Text segment:
Maye we can say that, Atlantis was the birth place of "western civilization", or at the very least gave birth to "greek type culture". A myth is only a myth until science proves it existed....and that will soon happen


----------



## Brian G Turner

An historical basis for Atlantis from the Plato story isn't far fetched - the volcanic destruction of the island of Santorini in the Med has long been suggested as a source, as has the flooding of what is now the Scilly Isles - once a major stopping point for Med traffic to Northern Europe.

However, the idea that there was an Atlantis with super technology beyond even the 21st century - that seems to go way beyond the remit of Plato, and essentially into the realm of fiction.

2c.


----------



## Parmenion

to be classed as advanced back then they onyl needed to have had bronze while others still had stone implements / tools

Has any one read david Gibbins atlantis?
the premise there was that atlantis was based in the black sea, the pillars of hercules (mentioned by plto) is the bosphorus straight and the cataclysmic deluge was when the med broke through the bosphorus gap.

Given information:
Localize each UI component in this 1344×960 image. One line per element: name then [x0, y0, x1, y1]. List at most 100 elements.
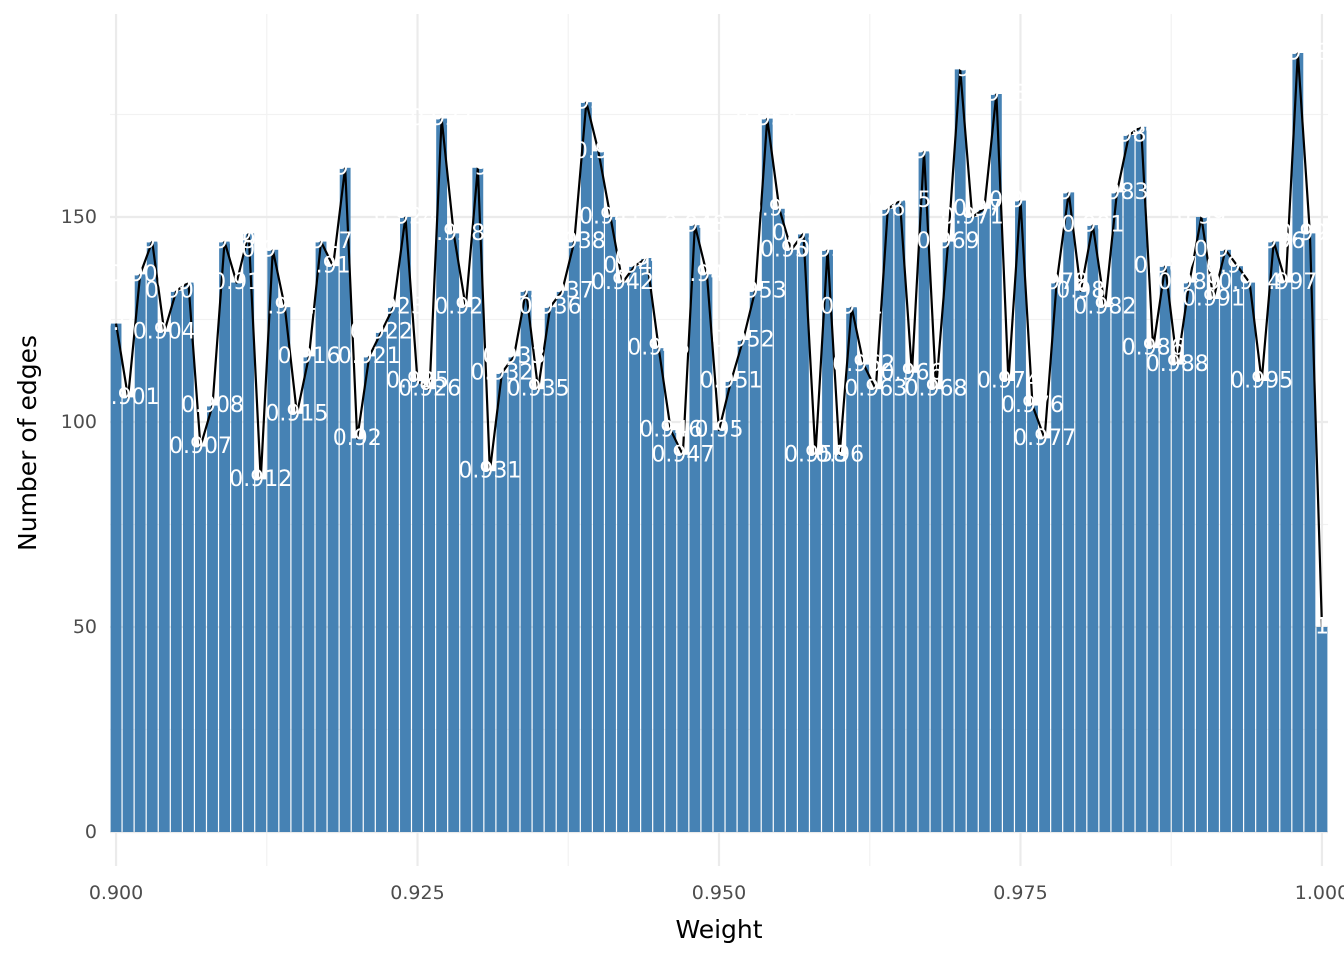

Exercise objective: List every place that the forum thread about Atlantis above puts forward as a possible real basis or location for Atlantis.

The solution:
- The island of Santorini in the Mediterranean, through its volcanic destruction
- The Scilly Isles, through their flooding
- The Black Sea, the setting in the premise of David Gibbins' *Atlantis*